REQUIRED TASK | Output every entry exactly as written, skipping any pictures.

# RAW RECORDS start

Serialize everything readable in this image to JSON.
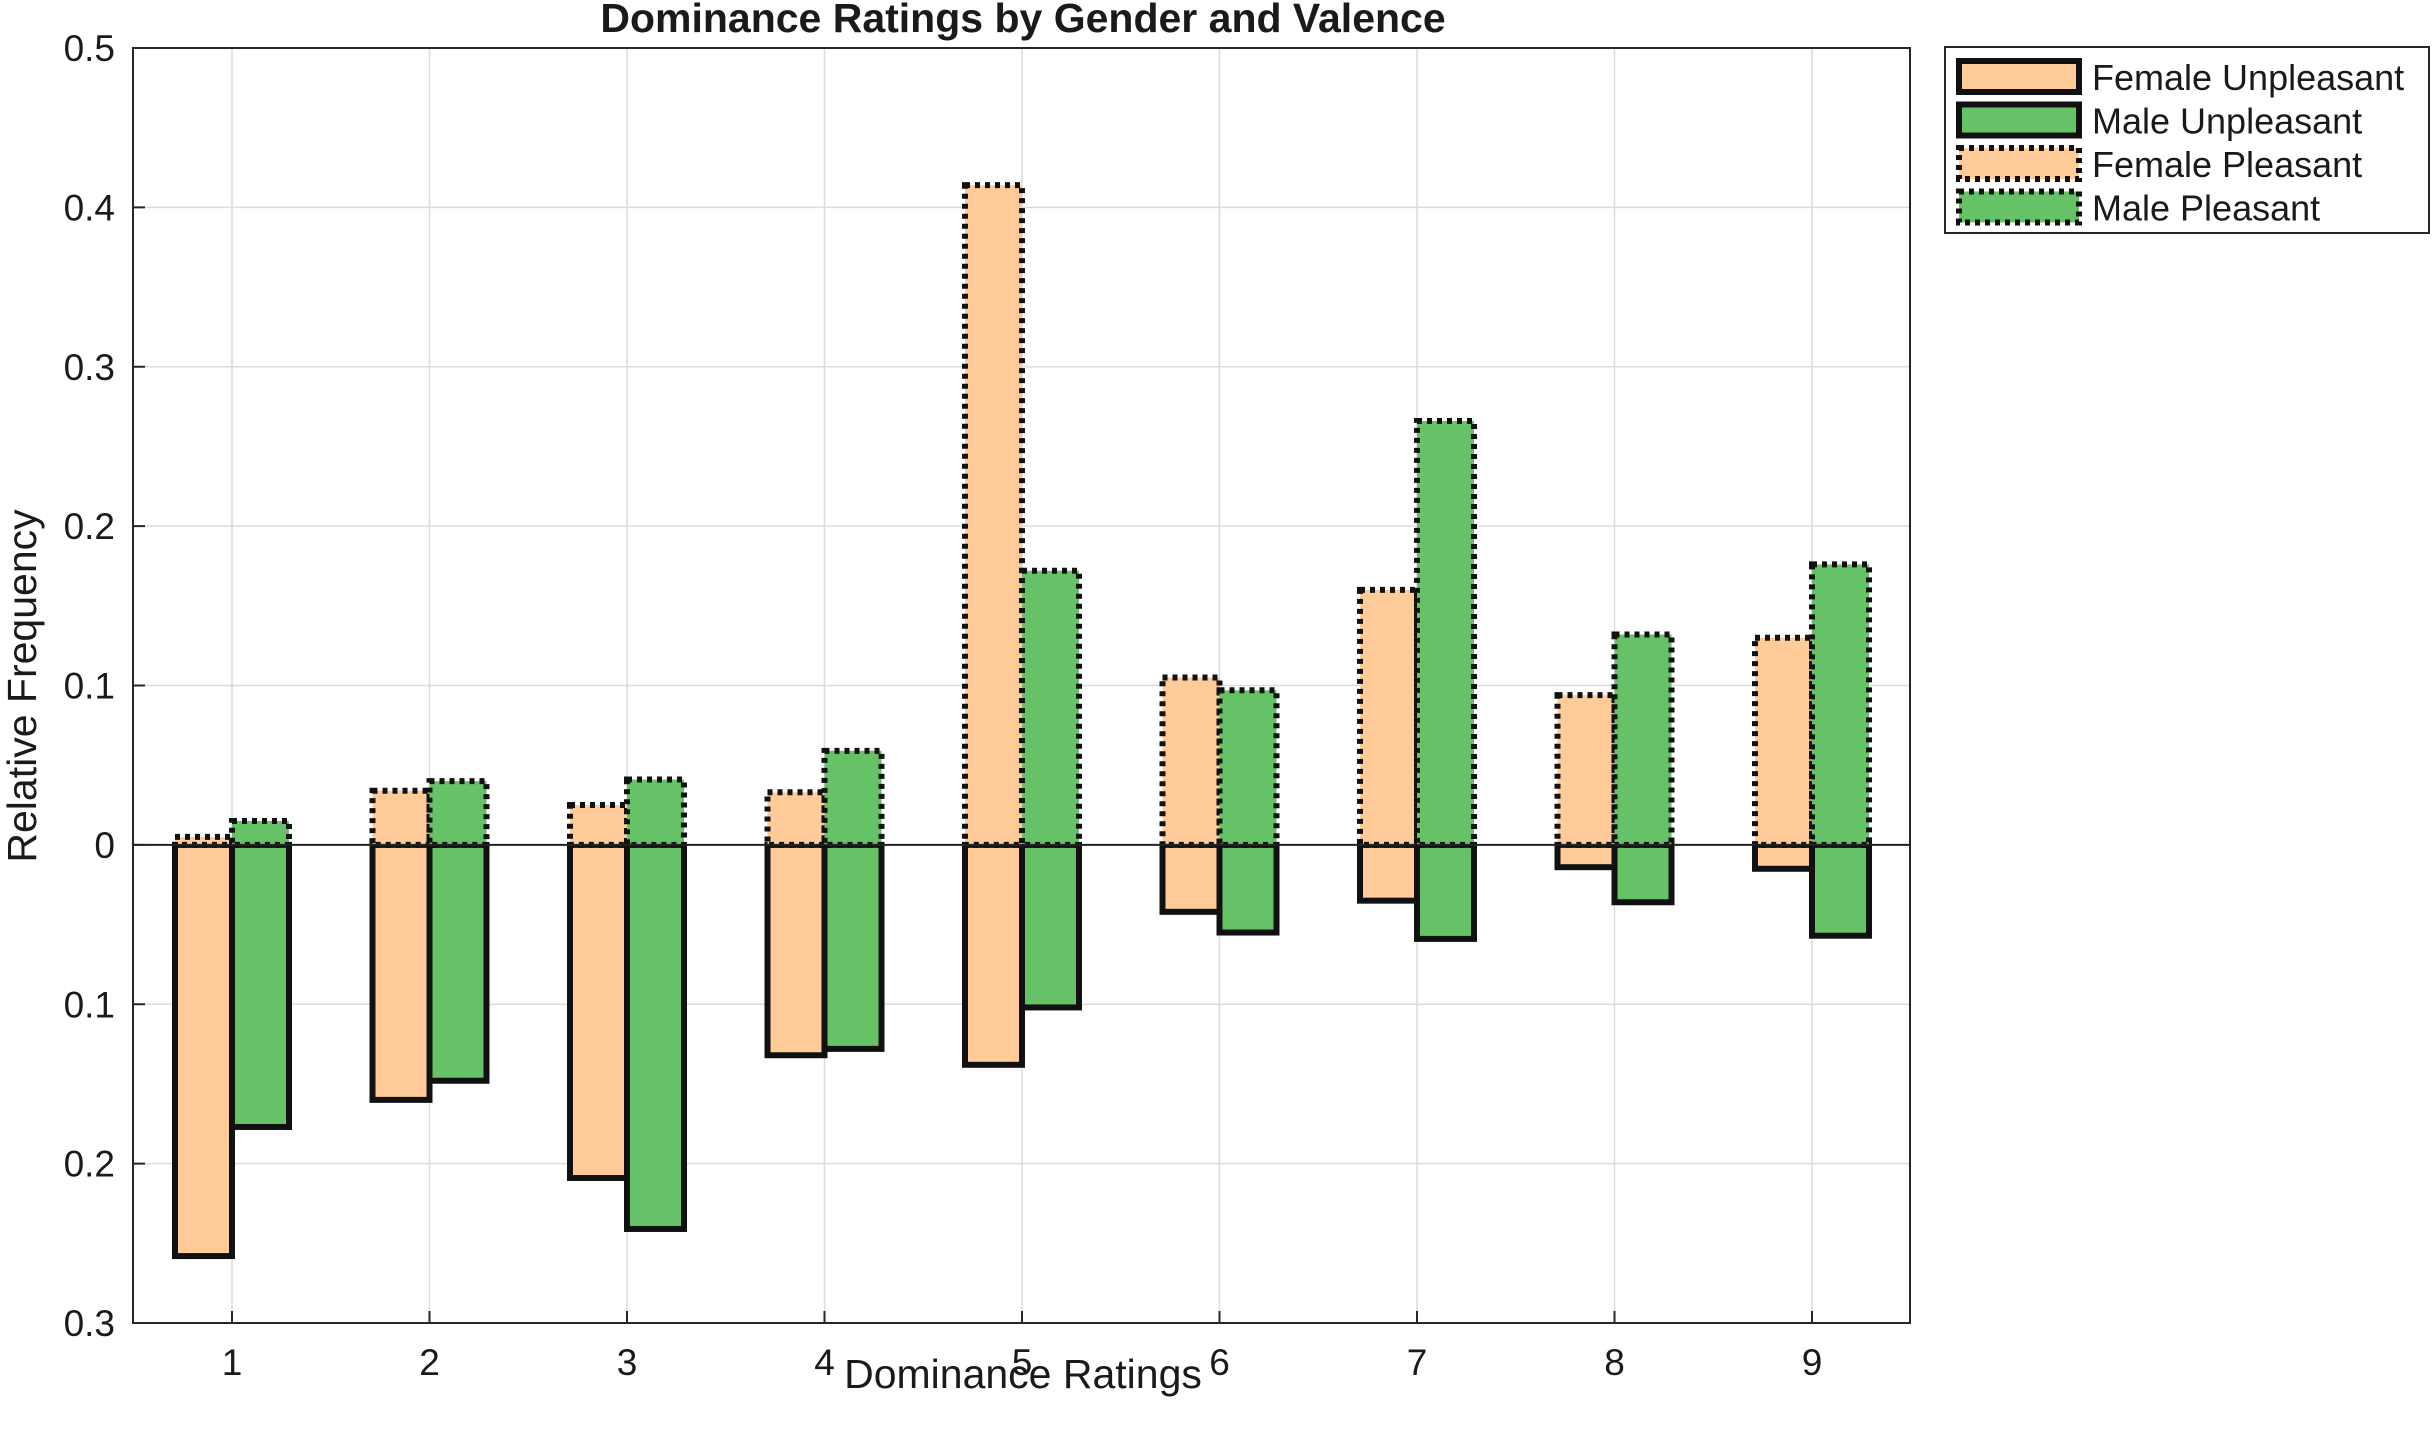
{
  "chart_data": {
    "type": "bar",
    "title": "Dominance Ratings by Gender and Valence",
    "xlabel": "Dominance Ratings",
    "ylabel": "Relative Frequency",
    "categories": [
      "1",
      "2",
      "3",
      "4",
      "5",
      "6",
      "7",
      "8",
      "9"
    ],
    "ylim": [
      -0.3,
      0.5
    ],
    "yticks": [
      0.5,
      0.4,
      0.3,
      0.2,
      0.1,
      0,
      -0.1,
      -0.2,
      -0.3
    ],
    "ytick_labels": [
      "0.5",
      "0.4",
      "0.3",
      "0.2",
      "0.1",
      "0",
      "0.1",
      "0.2",
      "0.3"
    ],
    "grid": true,
    "legend_position": "outside-top-right",
    "series": [
      {
        "name": "Female Unpleasant",
        "color": "#FFCC99",
        "border": "solid",
        "direction": "down",
        "values": [
          -0.258,
          -0.16,
          -0.209,
          -0.132,
          -0.138,
          -0.042,
          -0.035,
          -0.014,
          -0.015
        ]
      },
      {
        "name": "Male Unpleasant",
        "color": "#66C266",
        "border": "solid",
        "direction": "down",
        "values": [
          -0.177,
          -0.148,
          -0.241,
          -0.128,
          -0.102,
          -0.055,
          -0.059,
          -0.036,
          -0.057
        ]
      },
      {
        "name": "Female Pleasant",
        "color": "#FFCC99",
        "border": "dotted",
        "direction": "up",
        "values": [
          0.005,
          0.034,
          0.025,
          0.033,
          0.414,
          0.105,
          0.16,
          0.094,
          0.13
        ]
      },
      {
        "name": "Male Pleasant",
        "color": "#66C266",
        "border": "dotted",
        "direction": "up",
        "values": [
          0.015,
          0.04,
          0.041,
          0.059,
          0.172,
          0.097,
          0.266,
          0.132,
          0.176
        ]
      }
    ]
  }
}
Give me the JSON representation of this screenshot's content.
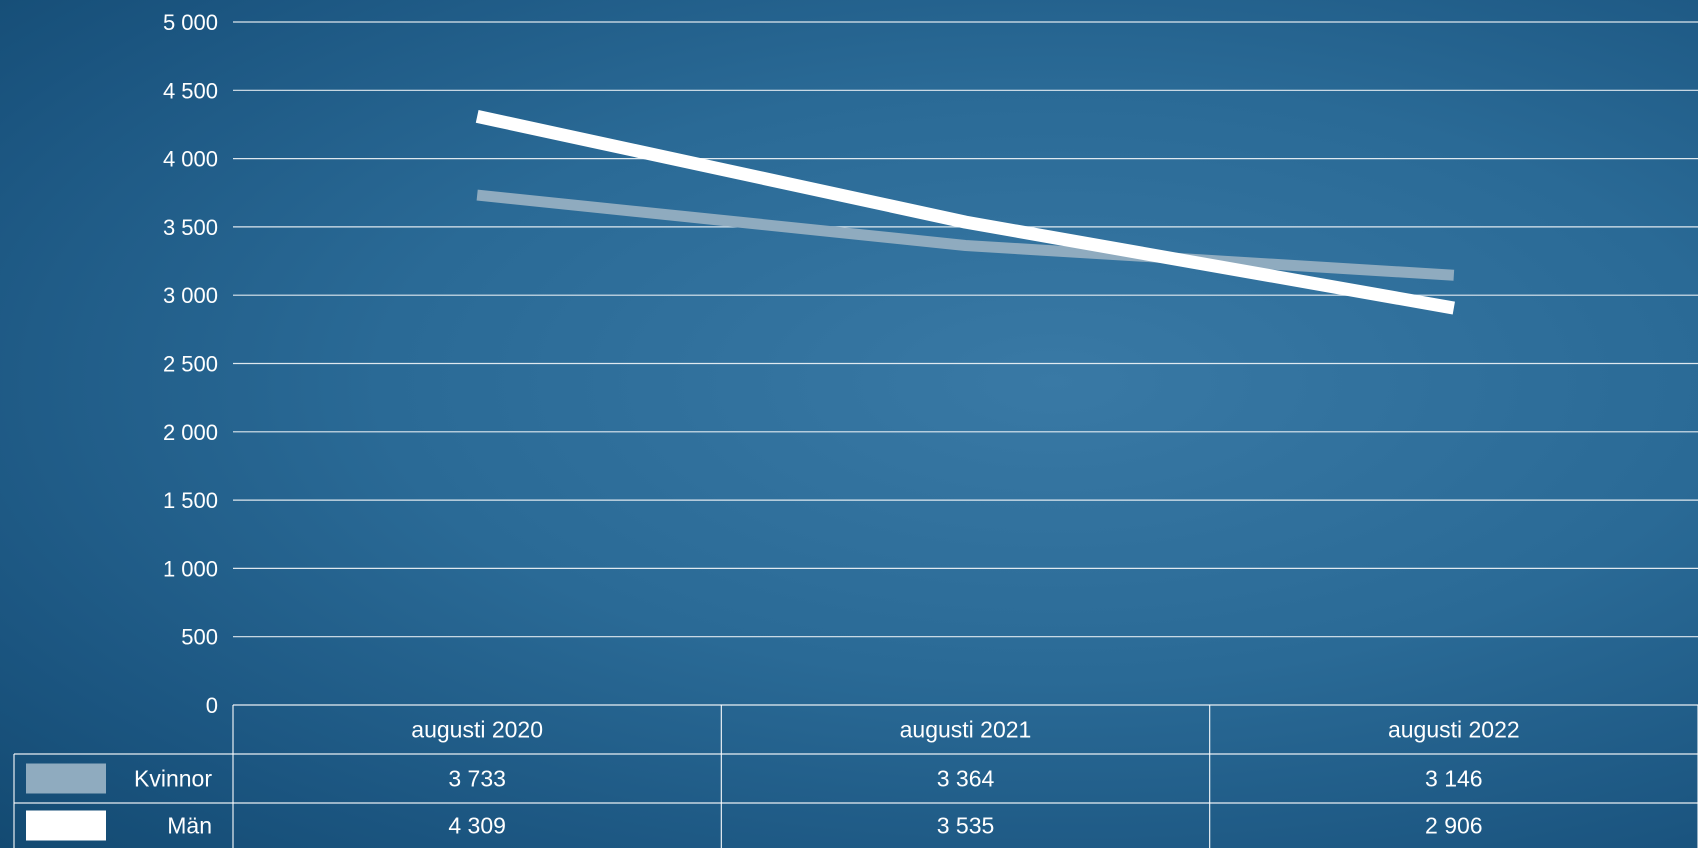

# RAW RECORDS end

RESPONSE |
Serialize everything readable in this image to JSON.
{
  "chart_data": {
    "type": "bar",
    "title": "Dominance Ratings by Gender and Valence",
    "xlabel": "Dominance Ratings",
    "ylabel": "Relative Frequency",
    "categories": [
      "1",
      "2",
      "3",
      "4",
      "5",
      "6",
      "7",
      "8",
      "9"
    ],
    "ylim": [
      -0.3,
      0.5
    ],
    "yticks": [
      0.5,
      0.4,
      0.3,
      0.2,
      0.1,
      0,
      -0.1,
      -0.2,
      -0.3
    ],
    "ytick_labels": [
      "0.5",
      "0.4",
      "0.3",
      "0.2",
      "0.1",
      "0",
      "0.1",
      "0.2",
      "0.3"
    ],
    "grid": true,
    "legend_position": "outside-top-right",
    "series": [
      {
        "name": "Female Unpleasant",
        "color": "#FFCC99",
        "border": "solid",
        "direction": "down",
        "values": [
          -0.258,
          -0.16,
          -0.209,
          -0.132,
          -0.138,
          -0.042,
          -0.035,
          -0.014,
          -0.015
        ]
      },
      {
        "name": "Male Unpleasant",
        "color": "#66C266",
        "border": "solid",
        "direction": "down",
        "values": [
          -0.177,
          -0.148,
          -0.241,
          -0.128,
          -0.102,
          -0.055,
          -0.059,
          -0.036,
          -0.057
        ]
      },
      {
        "name": "Female Pleasant",
        "color": "#FFCC99",
        "border": "dotted",
        "direction": "up",
        "values": [
          0.005,
          0.034,
          0.025,
          0.033,
          0.414,
          0.105,
          0.16,
          0.094,
          0.13
        ]
      },
      {
        "name": "Male Pleasant",
        "color": "#66C266",
        "border": "dotted",
        "direction": "up",
        "values": [
          0.015,
          0.04,
          0.041,
          0.059,
          0.172,
          0.097,
          0.266,
          0.132,
          0.176
        ]
      }
    ]
  }
}
Give me the JSON representation of this screenshot's content.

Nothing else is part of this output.